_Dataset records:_
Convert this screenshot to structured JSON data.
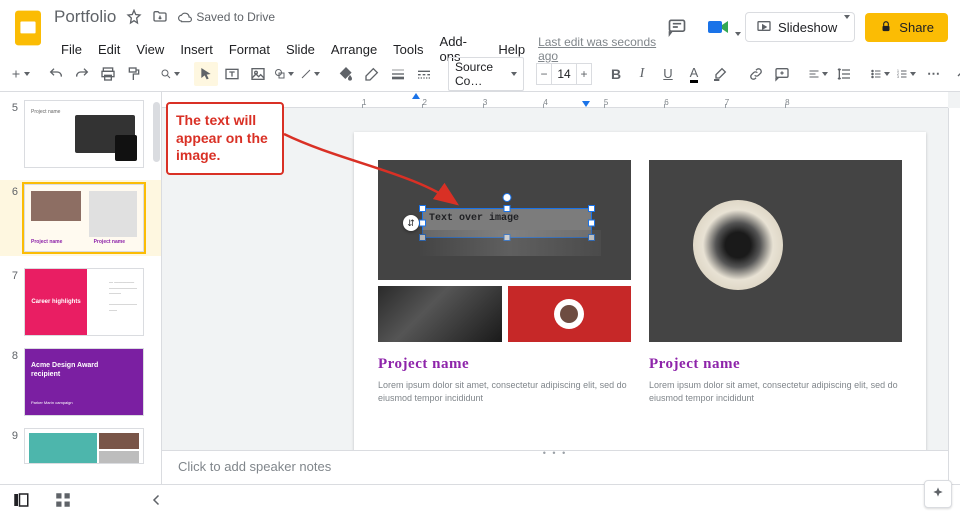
{
  "header": {
    "doc_title": "Portfolio",
    "saved_status": "Saved to Drive",
    "last_edit": "Last edit was seconds ago"
  },
  "menu": [
    "File",
    "Edit",
    "View",
    "Insert",
    "Format",
    "Slide",
    "Arrange",
    "Tools",
    "Add-ons",
    "Help"
  ],
  "top_buttons": {
    "slideshow": "Slideshow",
    "share": "Share"
  },
  "toolbar": {
    "font_name": "Source Co…",
    "font_size": "14"
  },
  "ruler_labels": [
    "1",
    "2",
    "3",
    "4",
    "5",
    "6",
    "7",
    "8"
  ],
  "thumbs": {
    "5": {
      "label": "Project name"
    },
    "6": {
      "cap1": "Project name",
      "cap2": "Project name"
    },
    "7": {
      "title": "Career highlights",
      "lines": "At director\n————\n————\n————"
    },
    "8": {
      "title": "Acme Design Award recipient",
      "sub": "Parker Marín campaign"
    },
    "numbers": [
      "5",
      "6",
      "7",
      "8",
      "9"
    ]
  },
  "callout_text": "The text will appear on the image.",
  "selected_textbox_text": "Text over image",
  "slide": {
    "proj1": {
      "title": "Project name",
      "desc": "Lorem ipsum dolor sit amet, consectetur adipiscing elit, sed do eiusmod tempor incididunt"
    },
    "proj2": {
      "title": "Project name",
      "desc": "Lorem ipsum dolor sit amet, consectetur adipiscing elit, sed do eiusmod tempor incididunt"
    }
  },
  "notes_placeholder": "Click to add speaker notes"
}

_Given instruction:_
In this exercise, set down all of the data exactly, without the pictures.

_Solved exercise:_
Convert this screenshot to structured JSON data.
{
  "header": {
    "doc_title": "Portfolio",
    "saved_status": "Saved to Drive",
    "last_edit": "Last edit was seconds ago"
  },
  "menu": [
    "File",
    "Edit",
    "View",
    "Insert",
    "Format",
    "Slide",
    "Arrange",
    "Tools",
    "Add-ons",
    "Help"
  ],
  "top_buttons": {
    "slideshow": "Slideshow",
    "share": "Share"
  },
  "toolbar": {
    "font_name": "Source Co…",
    "font_size": "14"
  },
  "ruler_labels": [
    "1",
    "2",
    "3",
    "4",
    "5",
    "6",
    "7",
    "8"
  ],
  "thumbs": {
    "5": {
      "label": "Project name"
    },
    "6": {
      "cap1": "Project name",
      "cap2": "Project name"
    },
    "7": {
      "title": "Career highlights",
      "lines": "At director\n————\n————\n————"
    },
    "8": {
      "title": "Acme Design Award recipient",
      "sub": "Parker Marín campaign"
    },
    "numbers": [
      "5",
      "6",
      "7",
      "8",
      "9"
    ]
  },
  "callout_text": "The text will appear on the image.",
  "selected_textbox_text": "Text over image",
  "slide": {
    "proj1": {
      "title": "Project name",
      "desc": "Lorem ipsum dolor sit amet, consectetur adipiscing elit, sed do eiusmod tempor incididunt"
    },
    "proj2": {
      "title": "Project name",
      "desc": "Lorem ipsum dolor sit amet, consectetur adipiscing elit, sed do eiusmod tempor incididunt"
    }
  },
  "notes_placeholder": "Click to add speaker notes"
}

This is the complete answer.